### Task instructions
Print every entry, word for word, and skip the images.

### Given records

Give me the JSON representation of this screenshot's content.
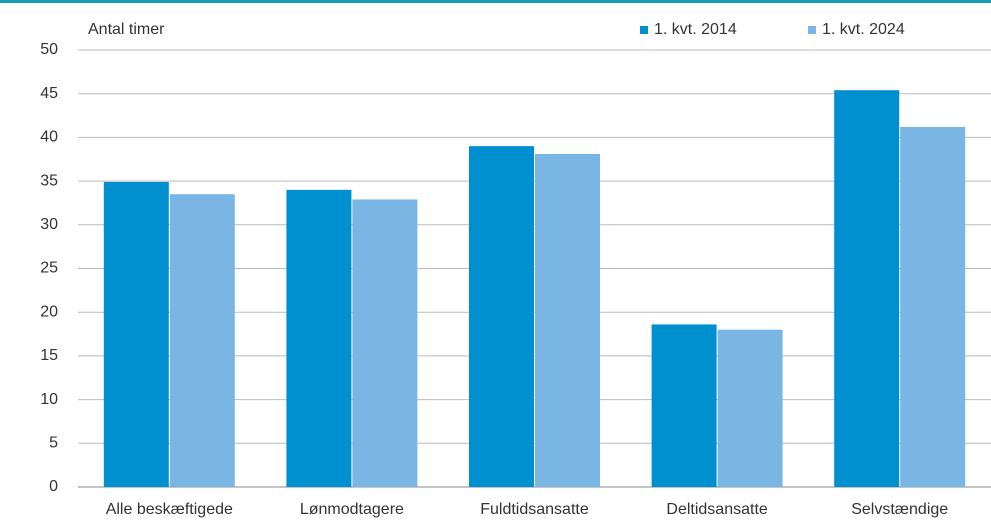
{
  "chart_data": {
    "type": "bar",
    "y_label": "Antal timer",
    "categories": [
      "Alle beskæftigede",
      "Lønmodtagere",
      "Fuldtidsansatte",
      "Deltidsansatte",
      "Selvstændige"
    ],
    "series": [
      {
        "name": "1. kvt. 2014",
        "color": "#0090d0",
        "values": [
          34.9,
          34.0,
          39.0,
          18.6,
          45.4
        ]
      },
      {
        "name": "1. kvt. 2024",
        "color": "#7ab6e3",
        "values": [
          33.5,
          32.9,
          38.1,
          18.0,
          41.2
        ]
      }
    ],
    "ylim": [
      0,
      50
    ],
    "yticks": [
      0,
      5,
      10,
      15,
      20,
      25,
      30,
      35,
      40,
      45,
      50
    ],
    "grid": true
  }
}
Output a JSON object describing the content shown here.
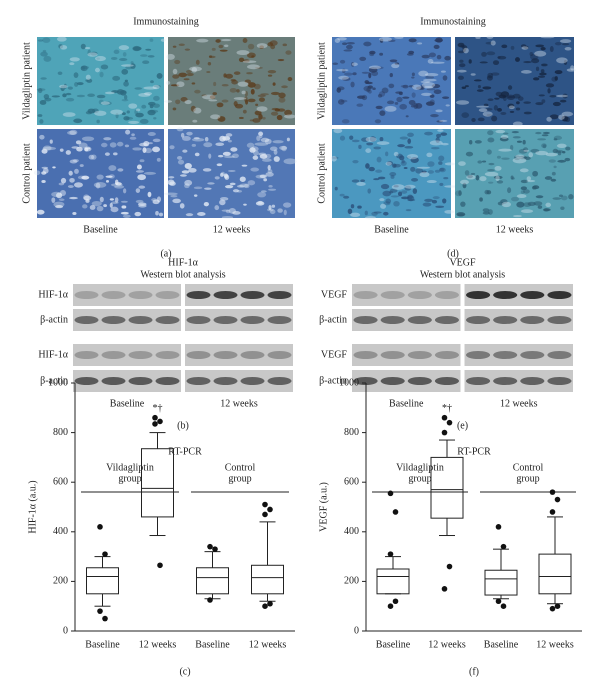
{
  "panel_a": {
    "title": "Immunostaining",
    "row_labels": [
      "Vildagliptin patient",
      "Control patient"
    ],
    "col_labels": [
      "Baseline",
      "12 weeks"
    ],
    "caption": "(a)"
  },
  "panel_d": {
    "title": "Immunostaining",
    "row_labels": [
      "Vildagliptin patient",
      "Control patient"
    ],
    "col_labels": [
      "Baseline",
      "12 weeks"
    ],
    "caption": "(d)"
  },
  "panel_b": {
    "title": "HIF-1α",
    "subtitle": "Western blot analysis",
    "row_labels": [
      "HIF-1α",
      "β-actin",
      "HIF-1α",
      "β-actin"
    ],
    "col_labels": [
      "Baseline",
      "12 weeks"
    ],
    "caption": "(b)"
  },
  "panel_e": {
    "title": "VEGF",
    "subtitle": "Western blot analysis",
    "row_labels": [
      "VEGF",
      "β-actin",
      "VEGF",
      "β-actin"
    ],
    "col_labels": [
      "Baseline",
      "12 weeks"
    ],
    "caption": "(e)"
  },
  "panel_c": {
    "type": "box",
    "title": "RT-PCR",
    "y_label": "HIF-1α (a.u.)",
    "group_labels": [
      [
        "Vildagliptin",
        "group"
      ],
      [
        "Control",
        "group"
      ]
    ],
    "categories": [
      "Baseline",
      "12 weeks",
      "Baseline",
      "12 weeks"
    ],
    "boxes": [
      {
        "whisker_low": 100,
        "q1": 150,
        "median": 220,
        "q3": 255,
        "whisker_high": 300,
        "outliers": [
          420,
          310,
          80,
          50
        ]
      },
      {
        "whisker_low": 385,
        "q1": 460,
        "median": 575,
        "q3": 735,
        "whisker_high": 800,
        "outliers": [
          860,
          845,
          835,
          265
        ]
      },
      {
        "whisker_low": 130,
        "q1": 150,
        "median": 215,
        "q3": 255,
        "whisker_high": 320,
        "outliers": [
          340,
          330,
          125
        ]
      },
      {
        "whisker_low": 120,
        "q1": 150,
        "median": 215,
        "q3": 265,
        "whisker_high": 440,
        "outliers": [
          510,
          490,
          470,
          110,
          100
        ]
      }
    ],
    "annotation": "*†",
    "annotation_box": 1,
    "ylim": [
      0,
      1000
    ],
    "yticks": [
      0,
      200,
      400,
      600,
      800,
      1000
    ],
    "caption": "(c)"
  },
  "panel_f": {
    "type": "box",
    "title": "RT-PCR",
    "y_label": "VEGF (a.u.)",
    "group_labels": [
      [
        "Vildagliptin",
        "group"
      ],
      [
        "Control",
        "group"
      ]
    ],
    "categories": [
      "Baseline",
      "12 weeks",
      "Baseline",
      "12 weeks"
    ],
    "boxes": [
      {
        "whisker_low": 150,
        "q1": 150,
        "median": 220,
        "q3": 250,
        "whisker_high": 300,
        "outliers": [
          555,
          480,
          310,
          120,
          100
        ]
      },
      {
        "whisker_low": 385,
        "q1": 455,
        "median": 570,
        "q3": 700,
        "whisker_high": 770,
        "outliers": [
          860,
          840,
          800,
          260,
          170
        ]
      },
      {
        "whisker_low": 130,
        "q1": 145,
        "median": 210,
        "q3": 245,
        "whisker_high": 330,
        "outliers": [
          420,
          340,
          120,
          100
        ]
      },
      {
        "whisker_low": 110,
        "q1": 150,
        "median": 220,
        "q3": 310,
        "whisker_high": 460,
        "outliers": [
          560,
          530,
          480,
          100,
          90
        ]
      }
    ],
    "annotation": "*†",
    "annotation_box": 1,
    "ylim": [
      0,
      1000
    ],
    "yticks": [
      0,
      200,
      400,
      600,
      800,
      1000
    ],
    "caption": "(f)"
  }
}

### Worked answer
Give me the JSON representation of this screenshot's content.
{
  "chart_data": {
    "type": "bar",
    "y_label": "Antal timer",
    "categories": [
      "Alle beskæftigede",
      "Lønmodtagere",
      "Fuldtidsansatte",
      "Deltidsansatte",
      "Selvstændige"
    ],
    "series": [
      {
        "name": "1. kvt. 2014",
        "color": "#0090d0",
        "values": [
          34.9,
          34.0,
          39.0,
          18.6,
          45.4
        ]
      },
      {
        "name": "1. kvt. 2024",
        "color": "#7ab6e3",
        "values": [
          33.5,
          32.9,
          38.1,
          18.0,
          41.2
        ]
      }
    ],
    "ylim": [
      0,
      50
    ],
    "yticks": [
      0,
      5,
      10,
      15,
      20,
      25,
      30,
      35,
      40,
      45,
      50
    ],
    "grid": true
  }
}
Output a JSON object describing the content shown here.
{
  "panel_a": {
    "title": "Immunostaining",
    "row_labels": [
      "Vildagliptin patient",
      "Control patient"
    ],
    "col_labels": [
      "Baseline",
      "12 weeks"
    ],
    "caption": "(a)"
  },
  "panel_d": {
    "title": "Immunostaining",
    "row_labels": [
      "Vildagliptin patient",
      "Control patient"
    ],
    "col_labels": [
      "Baseline",
      "12 weeks"
    ],
    "caption": "(d)"
  },
  "panel_b": {
    "title": "HIF-1α",
    "subtitle": "Western blot analysis",
    "row_labels": [
      "HIF-1α",
      "β-actin",
      "HIF-1α",
      "β-actin"
    ],
    "col_labels": [
      "Baseline",
      "12 weeks"
    ],
    "caption": "(b)"
  },
  "panel_e": {
    "title": "VEGF",
    "subtitle": "Western blot analysis",
    "row_labels": [
      "VEGF",
      "β-actin",
      "VEGF",
      "β-actin"
    ],
    "col_labels": [
      "Baseline",
      "12 weeks"
    ],
    "caption": "(e)"
  },
  "panel_c": {
    "type": "box",
    "title": "RT-PCR",
    "y_label": "HIF-1α (a.u.)",
    "group_labels": [
      [
        "Vildagliptin",
        "group"
      ],
      [
        "Control",
        "group"
      ]
    ],
    "categories": [
      "Baseline",
      "12 weeks",
      "Baseline",
      "12 weeks"
    ],
    "boxes": [
      {
        "whisker_low": 100,
        "q1": 150,
        "median": 220,
        "q3": 255,
        "whisker_high": 300,
        "outliers": [
          420,
          310,
          80,
          50
        ]
      },
      {
        "whisker_low": 385,
        "q1": 460,
        "median": 575,
        "q3": 735,
        "whisker_high": 800,
        "outliers": [
          860,
          845,
          835,
          265
        ]
      },
      {
        "whisker_low": 130,
        "q1": 150,
        "median": 215,
        "q3": 255,
        "whisker_high": 320,
        "outliers": [
          340,
          330,
          125
        ]
      },
      {
        "whisker_low": 120,
        "q1": 150,
        "median": 215,
        "q3": 265,
        "whisker_high": 440,
        "outliers": [
          510,
          490,
          470,
          110,
          100
        ]
      }
    ],
    "annotation": "*†",
    "annotation_box": 1,
    "ylim": [
      0,
      1000
    ],
    "yticks": [
      0,
      200,
      400,
      600,
      800,
      1000
    ],
    "caption": "(c)"
  },
  "panel_f": {
    "type": "box",
    "title": "RT-PCR",
    "y_label": "VEGF (a.u.)",
    "group_labels": [
      [
        "Vildagliptin",
        "group"
      ],
      [
        "Control",
        "group"
      ]
    ],
    "categories": [
      "Baseline",
      "12 weeks",
      "Baseline",
      "12 weeks"
    ],
    "boxes": [
      {
        "whisker_low": 150,
        "q1": 150,
        "median": 220,
        "q3": 250,
        "whisker_high": 300,
        "outliers": [
          555,
          480,
          310,
          120,
          100
        ]
      },
      {
        "whisker_low": 385,
        "q1": 455,
        "median": 570,
        "q3": 700,
        "whisker_high": 770,
        "outliers": [
          860,
          840,
          800,
          260,
          170
        ]
      },
      {
        "whisker_low": 130,
        "q1": 145,
        "median": 210,
        "q3": 245,
        "whisker_high": 330,
        "outliers": [
          420,
          340,
          120,
          100
        ]
      },
      {
        "whisker_low": 110,
        "q1": 150,
        "median": 220,
        "q3": 310,
        "whisker_high": 460,
        "outliers": [
          560,
          530,
          480,
          100,
          90
        ]
      }
    ],
    "annotation": "*†",
    "annotation_box": 1,
    "ylim": [
      0,
      1000
    ],
    "yticks": [
      0,
      200,
      400,
      600,
      800,
      1000
    ],
    "caption": "(f)"
  }
}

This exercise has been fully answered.